**WHAT THE EXERCISE ASKS:** Drop all images and give the records again exactly.

**SOURCE MATERIAL:**
----
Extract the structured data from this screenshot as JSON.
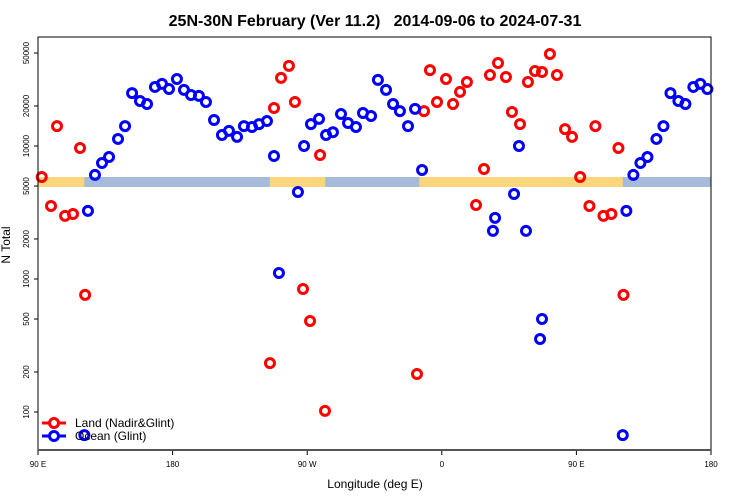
{
  "chart_data": {
    "type": "scatter",
    "title": "25N-30N February (Ver 11.2)   2014-09-06 to 2024-07-31",
    "xlabel": "Longitude (deg E)",
    "ylabel": "N Total",
    "y_scale": "log",
    "ylim": [
      52,
      66000
    ],
    "xlim_unwrapped_deg": [
      90,
      540
    ],
    "x_ticks": [
      {
        "value": 90,
        "label": "90 E"
      },
      {
        "value": 180,
        "label": "180"
      },
      {
        "value": 270,
        "label": "90 W"
      },
      {
        "value": 360,
        "label": "0"
      },
      {
        "value": 450,
        "label": "90 E"
      },
      {
        "value": 540,
        "label": "180"
      }
    ],
    "y_ticks": [
      100,
      200,
      500,
      1000,
      2000,
      5000,
      10000,
      20000,
      50000
    ],
    "y_tick_labels": [
      "100",
      "200",
      "500",
      "1000",
      "2000",
      "5000",
      "10000",
      "20000",
      "50000"
    ],
    "legend": {
      "placement": "bottom-left",
      "entries": [
        "Land (Nadir&Glint)",
        "Ocean (Glint)"
      ]
    },
    "land_mask_deg_e": [
      [
        -115,
        -78
      ],
      [
        -15,
        121
      ]
    ],
    "colors": {
      "land": "#FF0000",
      "ocean": "#0000FF",
      "mask_land": "#FCD67C",
      "mask_ocean": "#A6BBDA"
    },
    "series": [
      {
        "name": "Land (Nadir&Glint)",
        "color": "#FF0000",
        "points": [
          [
            92.5,
            5850
          ],
          [
            98.7,
            3540
          ],
          [
            102.7,
            14100
          ],
          [
            108.1,
            2980
          ],
          [
            113.4,
            3080
          ],
          [
            118.1,
            9660
          ],
          [
            121.5,
            759
          ],
          [
            -114.9,
            233
          ],
          [
            -112.2,
            19300
          ],
          [
            -107.5,
            32500
          ],
          [
            -102.2,
            40000
          ],
          [
            -98.2,
            21400
          ],
          [
            -92.8,
            841
          ],
          [
            -88.1,
            483
          ],
          [
            -81.4,
            8550
          ],
          [
            -78.1,
            102
          ],
          [
            -16.6,
            193
          ],
          [
            -11.9,
            18300
          ],
          [
            -7.9,
            37200
          ],
          [
            -3.2,
            21400
          ],
          [
            2.8,
            31900
          ],
          [
            7.5,
            20700
          ],
          [
            12.2,
            25500
          ],
          [
            16.8,
            30300
          ],
          [
            22.9,
            3600
          ],
          [
            28.2,
            6720
          ],
          [
            32.2,
            34200
          ],
          [
            37.6,
            42100
          ],
          [
            42.9,
            33000
          ],
          [
            46.9,
            18000
          ],
          [
            52.3,
            14600
          ],
          [
            57.6,
            30300
          ],
          [
            62.3,
            36600
          ],
          [
            67.0,
            36000
          ],
          [
            72.3,
            49200
          ],
          [
            77.0,
            34200
          ],
          [
            82.4,
            13400
          ],
          [
            87.1,
            11700
          ]
        ]
      },
      {
        "name": "Ocean (Glint)",
        "color": "#0000FF",
        "points": [
          [
            121.0,
            67
          ],
          [
            123.4,
            3250
          ],
          [
            128.1,
            6060
          ],
          [
            132.8,
            7450
          ],
          [
            137.5,
            8270
          ],
          [
            143.5,
            11300
          ],
          [
            148.2,
            14100
          ],
          [
            152.9,
            25000
          ],
          [
            158.2,
            21800
          ],
          [
            162.9,
            20700
          ],
          [
            168.2,
            27800
          ],
          [
            172.9,
            29300
          ],
          [
            177.6,
            26800
          ],
          [
            -177.1,
            31900
          ],
          [
            -172.4,
            26400
          ],
          [
            -167.7,
            24200
          ],
          [
            -162.4,
            23800
          ],
          [
            -157.7,
            21400
          ],
          [
            -152.3,
            15700
          ],
          [
            -147.0,
            12100
          ],
          [
            -142.3,
            13000
          ],
          [
            -136.9,
            11700
          ],
          [
            -132.3,
            14100
          ],
          [
            -126.9,
            13900
          ],
          [
            -122.2,
            14600
          ],
          [
            -116.9,
            15400
          ],
          [
            -112.2,
            8410
          ],
          [
            -108.9,
            1110
          ],
          [
            -96.2,
            4510
          ],
          [
            -92.1,
            10000
          ],
          [
            -87.5,
            14600
          ],
          [
            -82.1,
            16000
          ],
          [
            -77.4,
            12100
          ],
          [
            -72.8,
            12700
          ],
          [
            -67.4,
            17400
          ],
          [
            -62.7,
            14900
          ],
          [
            -57.4,
            13900
          ],
          [
            -52.7,
            17700
          ],
          [
            -47.3,
            16800
          ],
          [
            -42.7,
            31400
          ],
          [
            -37.3,
            26400
          ],
          [
            -32.6,
            20700
          ],
          [
            -28.0,
            18300
          ],
          [
            -22.6,
            14100
          ],
          [
            -17.9,
            19000
          ],
          [
            -13.2,
            6600
          ],
          [
            34.2,
            2300
          ],
          [
            35.6,
            2880
          ],
          [
            48.3,
            4360
          ],
          [
            51.6,
            10000
          ],
          [
            56.3,
            2300
          ],
          [
            65.7,
            354
          ],
          [
            67.0,
            500
          ]
        ]
      }
    ]
  }
}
----
**RESPONSE TO THE EXERCISE:**
Extract the structured data from this screenshot as JSON.
{
  "chart_data": {
    "type": "scatter",
    "title": "25N-30N February (Ver 11.2)   2014-09-06 to 2024-07-31",
    "xlabel": "Longitude (deg E)",
    "ylabel": "N Total",
    "y_scale": "log",
    "ylim": [
      52,
      66000
    ],
    "xlim_unwrapped_deg": [
      90,
      540
    ],
    "x_ticks": [
      {
        "value": 90,
        "label": "90 E"
      },
      {
        "value": 180,
        "label": "180"
      },
      {
        "value": 270,
        "label": "90 W"
      },
      {
        "value": 360,
        "label": "0"
      },
      {
        "value": 450,
        "label": "90 E"
      },
      {
        "value": 540,
        "label": "180"
      }
    ],
    "y_ticks": [
      100,
      200,
      500,
      1000,
      2000,
      5000,
      10000,
      20000,
      50000
    ],
    "y_tick_labels": [
      "100",
      "200",
      "500",
      "1000",
      "2000",
      "5000",
      "10000",
      "20000",
      "50000"
    ],
    "legend": {
      "placement": "bottom-left",
      "entries": [
        "Land (Nadir&Glint)",
        "Ocean (Glint)"
      ]
    },
    "land_mask_deg_e": [
      [
        -115,
        -78
      ],
      [
        -15,
        121
      ]
    ],
    "colors": {
      "land": "#FF0000",
      "ocean": "#0000FF",
      "mask_land": "#FCD67C",
      "mask_ocean": "#A6BBDA"
    },
    "series": [
      {
        "name": "Land (Nadir&Glint)",
        "color": "#FF0000",
        "points": [
          [
            92.5,
            5850
          ],
          [
            98.7,
            3540
          ],
          [
            102.7,
            14100
          ],
          [
            108.1,
            2980
          ],
          [
            113.4,
            3080
          ],
          [
            118.1,
            9660
          ],
          [
            121.5,
            759
          ],
          [
            -114.9,
            233
          ],
          [
            -112.2,
            19300
          ],
          [
            -107.5,
            32500
          ],
          [
            -102.2,
            40000
          ],
          [
            -98.2,
            21400
          ],
          [
            -92.8,
            841
          ],
          [
            -88.1,
            483
          ],
          [
            -81.4,
            8550
          ],
          [
            -78.1,
            102
          ],
          [
            -16.6,
            193
          ],
          [
            -11.9,
            18300
          ],
          [
            -7.9,
            37200
          ],
          [
            -3.2,
            21400
          ],
          [
            2.8,
            31900
          ],
          [
            7.5,
            20700
          ],
          [
            12.2,
            25500
          ],
          [
            16.8,
            30300
          ],
          [
            22.9,
            3600
          ],
          [
            28.2,
            6720
          ],
          [
            32.2,
            34200
          ],
          [
            37.6,
            42100
          ],
          [
            42.9,
            33000
          ],
          [
            46.9,
            18000
          ],
          [
            52.3,
            14600
          ],
          [
            57.6,
            30300
          ],
          [
            62.3,
            36600
          ],
          [
            67.0,
            36000
          ],
          [
            72.3,
            49200
          ],
          [
            77.0,
            34200
          ],
          [
            82.4,
            13400
          ],
          [
            87.1,
            11700
          ]
        ]
      },
      {
        "name": "Ocean (Glint)",
        "color": "#0000FF",
        "points": [
          [
            121.0,
            67
          ],
          [
            123.4,
            3250
          ],
          [
            128.1,
            6060
          ],
          [
            132.8,
            7450
          ],
          [
            137.5,
            8270
          ],
          [
            143.5,
            11300
          ],
          [
            148.2,
            14100
          ],
          [
            152.9,
            25000
          ],
          [
            158.2,
            21800
          ],
          [
            162.9,
            20700
          ],
          [
            168.2,
            27800
          ],
          [
            172.9,
            29300
          ],
          [
            177.6,
            26800
          ],
          [
            -177.1,
            31900
          ],
          [
            -172.4,
            26400
          ],
          [
            -167.7,
            24200
          ],
          [
            -162.4,
            23800
          ],
          [
            -157.7,
            21400
          ],
          [
            -152.3,
            15700
          ],
          [
            -147.0,
            12100
          ],
          [
            -142.3,
            13000
          ],
          [
            -136.9,
            11700
          ],
          [
            -132.3,
            14100
          ],
          [
            -126.9,
            13900
          ],
          [
            -122.2,
            14600
          ],
          [
            -116.9,
            15400
          ],
          [
            -112.2,
            8410
          ],
          [
            -108.9,
            1110
          ],
          [
            -96.2,
            4510
          ],
          [
            -92.1,
            10000
          ],
          [
            -87.5,
            14600
          ],
          [
            -82.1,
            16000
          ],
          [
            -77.4,
            12100
          ],
          [
            -72.8,
            12700
          ],
          [
            -67.4,
            17400
          ],
          [
            -62.7,
            14900
          ],
          [
            -57.4,
            13900
          ],
          [
            -52.7,
            17700
          ],
          [
            -47.3,
            16800
          ],
          [
            -42.7,
            31400
          ],
          [
            -37.3,
            26400
          ],
          [
            -32.6,
            20700
          ],
          [
            -28.0,
            18300
          ],
          [
            -22.6,
            14100
          ],
          [
            -17.9,
            19000
          ],
          [
            -13.2,
            6600
          ],
          [
            34.2,
            2300
          ],
          [
            35.6,
            2880
          ],
          [
            48.3,
            4360
          ],
          [
            51.6,
            10000
          ],
          [
            56.3,
            2300
          ],
          [
            65.7,
            354
          ],
          [
            67.0,
            500
          ]
        ]
      }
    ]
  }
}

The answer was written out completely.